• **Problem to work on**
Find the string "Secretary" in the records. Copy every line it appears in.

──────────────────────────────

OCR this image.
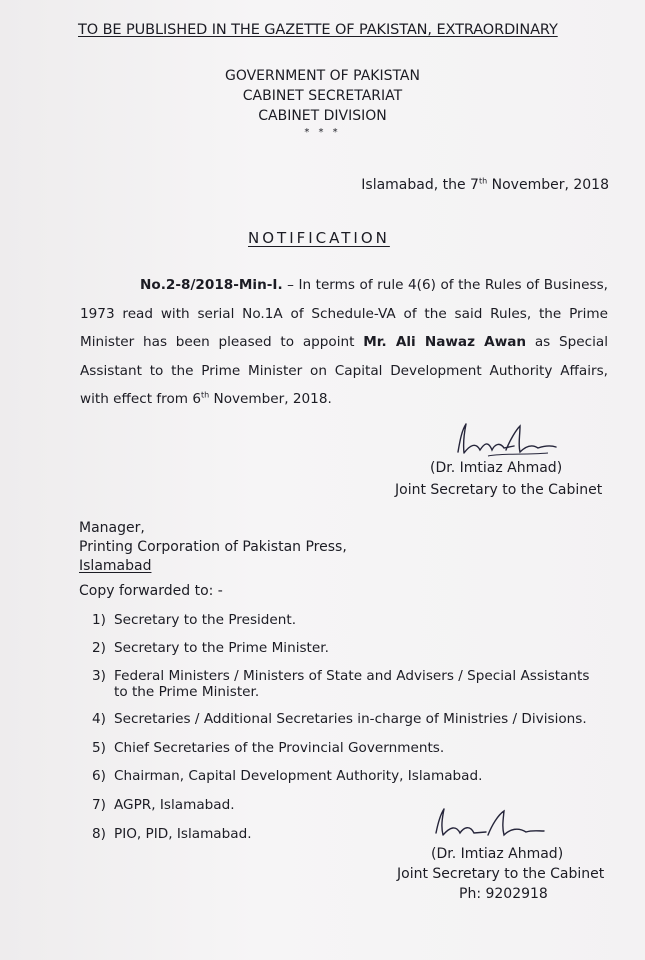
TO BE PUBLISHED IN THE GAZETTE OF PAKISTAN, EXTRAORDINARY
GOVERNMENT OF PAKISTAN
CABINET SECRETARIAT
CABINET DIVISION
* * *
Islamabad, the 7th November, 2018
NOTIFICATION
No.2-8/2018-Min-I. – In terms of rule 4(6) of the Rules of Business, 1973 read with serial No.1A of Schedule-VA of the said Rules, the Prime Minister has been pleased to appoint Mr. Ali Nawaz Awan as Special Assistant to the Prime Minister on Capital Development Authority Affairs, with effect from 6th November, 2018.
(Dr. Imtiaz Ahmad)
Joint Secretary to the Cabinet
Manager,
Printing Corporation of Pakistan Press,
Islamabad
Copy forwarded to: -
1) Secretary to the President.
2) Secretary to the Prime Minister.
3) Federal Ministers / Ministers of State and Advisers / Special Assistants
to the Prime Minister.
4) Secretaries / Additional Secretaries in-charge of Ministries / Divisions.
5) Chief Secretaries of the Provincial Governments.
6) Chairman, Capital Development Authority, Islamabad.
7) AGPR, Islamabad.
8) PIO, PID, Islamabad.
(Dr. Imtiaz Ahmad)
Joint Secretary to the Cabinet
Ph: 9202918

──────────────────────────────

• **Task response**
Joint Secretary to the Cabinet
1) Secretary to the President.
2) Secretary to the Prime Minister.
Joint Secretary to the Cabinet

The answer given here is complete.